■ **ASSIGNMENT**
Throughout the listing below, copy each line containing "noci".

■ **MATERIAL SUPPLIED**
=== Section Start ===

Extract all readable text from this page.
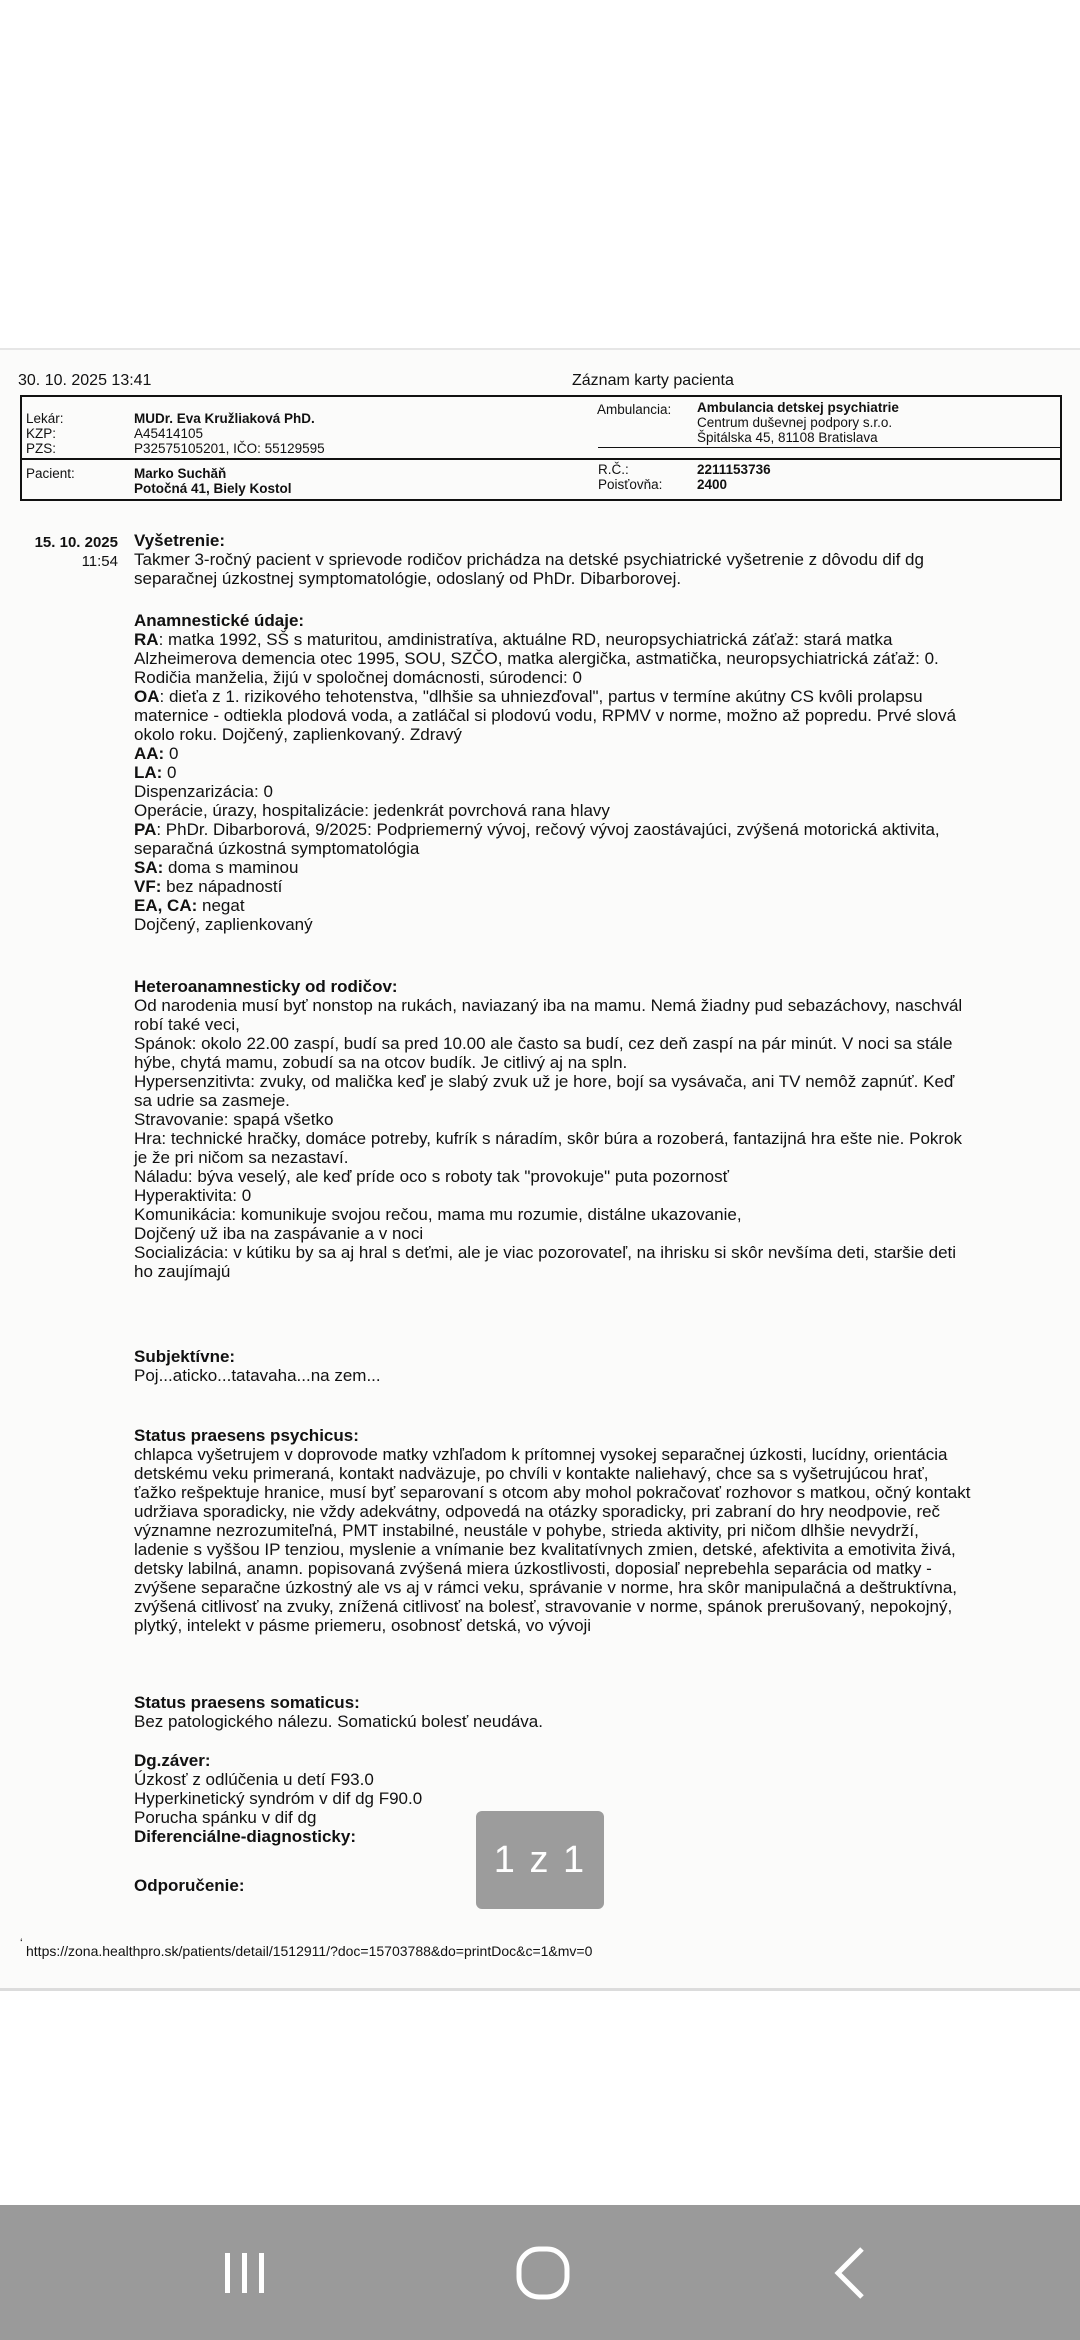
30. 10. 2025 13:41	Záznam karty pacienta
Lekár:
KZP:
PZS:
MUDr. Eva Kružliaková PhD.
A45414105
P32575105201, IČO: 55129595
Ambulancia: Ambulancia detskej psychiatrie
Centrum duševnej podpory s.r.o.
Špitálska 45, 81108 Bratislava
Pacient:	Marko Suchăň
Potočná 41, Biely Kostol
R.Č.:
Poisťovňa:
2211153736
2400
15. 10. 2025
11:54

Vyšetrenie:

Takmer 3-ročný pacient v sprievode rodičov prichádza na detské psychiatrické vyšetrenie z dôvodu dif dg

separačnej úzkostnej symptomatológie, odoslaný od PhDr. Dibarborovej.

Anamnestické údaje:

RA: matka 1992, SŠ s maturitou, amdinistratíva, aktuálne RD, neuropsychiatrická záťaž: stará matka

Alzheimerova demencia otec 1995, SOU, SZČO, matka alergička, astmatička, neuropsychiatrická záťaž: 0.

Rodičia manželia, žijú v spoločnej domácnosti, súrodenci: 0

OA: dieťa z 1. rizikového tehotenstva, "dlhšie sa uhniezďoval", partus v termíne akútny CS kvôli prolapsu

maternice - odtiekla plodová voda, a zatláčal si plodovú vodu, RPMV v norme, možno až popredu. Prvé slová

okolo roku. Dojčený, zaplienkovaný. Zdravý

AA: 0

LA: 0

Dispenzarizácia: 0

Operácie, úrazy, hospitalizácie: jedenkrát povrchová rana hlavy

PA: PhDr. Dibarborová, 9/2025: Podpriemerný vývoj, rečový vývoj zaostávajúci, zvýšená motorická aktivita,

separačná úzkostná symptomatológia

SA: doma s maminou

VF: bez nápadností

EA, CA: negat

Dojčený, zaplienkovaný

Heteroanamnesticky od rodičov:

Od narodenia musí byť nonstop na rukách, naviazaný iba na mamu. Nemá žiadny pud sebazáchovy, naschvál

robí také veci,

Spánok: okolo 22.00 zaspí, budí sa pred 10.00 ale často sa budí, cez deň zaspí na pár minút. V noci sa stále

hýbe, chytá mamu, zobudí sa na otcov budík. Je citlivý aj na spln.

Hypersenzitivta: zvuky, od malička keď je slabý zvuk už je hore, bojí sa vysávača, ani TV nemôž zapnúť. Keď

sa udrie sa zasmeje.

Stravovanie: spapá všetko

Hra: technické hračky, domáce potreby, kufrík s náradím, skôr búra a rozoberá, fantazijná hra ešte nie. Pokrok

je že pri ničom sa nezastaví.

Náladu: býva veselý, ale keď príde oco s roboty tak "provokuje" puta pozornosť

Hyperaktivita: 0

Komunikácia: komunikuje svojou rečou, mama mu rozumie, distálne ukazovanie,

Dojčený už iba na zaspávanie a v noci

Socializácia: v kútiku by sa aj hral s deťmi, ale je viac pozorovateľ, na ihrisku si skôr nevšíma deti, staršie deti

ho zaujímajú

Subjektívne:

Poj...aticko...tatavaha...na zem...

Status praesens psychicus:

chlapca vyšetrujem v doprovode matky vzhľadom k prítomnej vysokej separačnej úzkosti, lucídny, orientácia

detskému veku primeraná, kontakt nadväzuje, po chvíli v kontakte naliehavý, chce sa s vyšetrujúcou hrať,

ťažko rešpektuje hranice, musí byť separovaní s otcom aby mohol pokračovať rozhovor s matkou, očný kontakt

udržiava sporadicky, nie vždy adekvátny, odpovedá na otázky sporadicky, pri zabraní do hry neodpovie, reč

významne nezrozumiteľná, PMT instabilné, neustále v pohybe, strieda aktivity, pri ničom dlhšie nevydrží,

ladenie s vyššou IP tenziou, myslenie a vnímanie bez kvalitatívnych zmien, detské, afektivita a emotivita živá,

detsky labilná, anamn. popisovaná zvýšená miera úzkostlivosti, doposiaľ neprebehla separácia od matky -

zvýšene separačne úzkostný ale vs aj v rámci veku, správanie v norme, hra skôr manipulačná a deštruktívna,

zvýšená citlivosť na zvuky, znížená citlivosť na bolesť, stravovanie v norme, spánok prerušovaný, nepokojný,

plytký, intelekt v pásme priemeru, osobnosť detská, vo vývoji

Status praesens somaticus:

Bez patologického nálezu. Somatickú bolesť neudáva.

Dg.záver:

Úzkosť z odlúčenia u detí F93.0

Hyperkinetický syndróm v dif dg F90.0

Porucha spánku v dif dg

Diferenciálne-diagnosticky:

Odporučenie:

1 z 1
‘ https://zona.healthpro.sk/patients/detail/1512911/?doc=15703788&do=printDoc&c=1&mv=0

=== Section End ===

■ **COMPLETED EXERCISE**
Spánok: okolo 22.00 zaspí, budí sa pred 10.00 ale často sa budí, cez deň zaspí na pár minút. V noci sa stále
Dojčený už iba na zaspávanie a v noci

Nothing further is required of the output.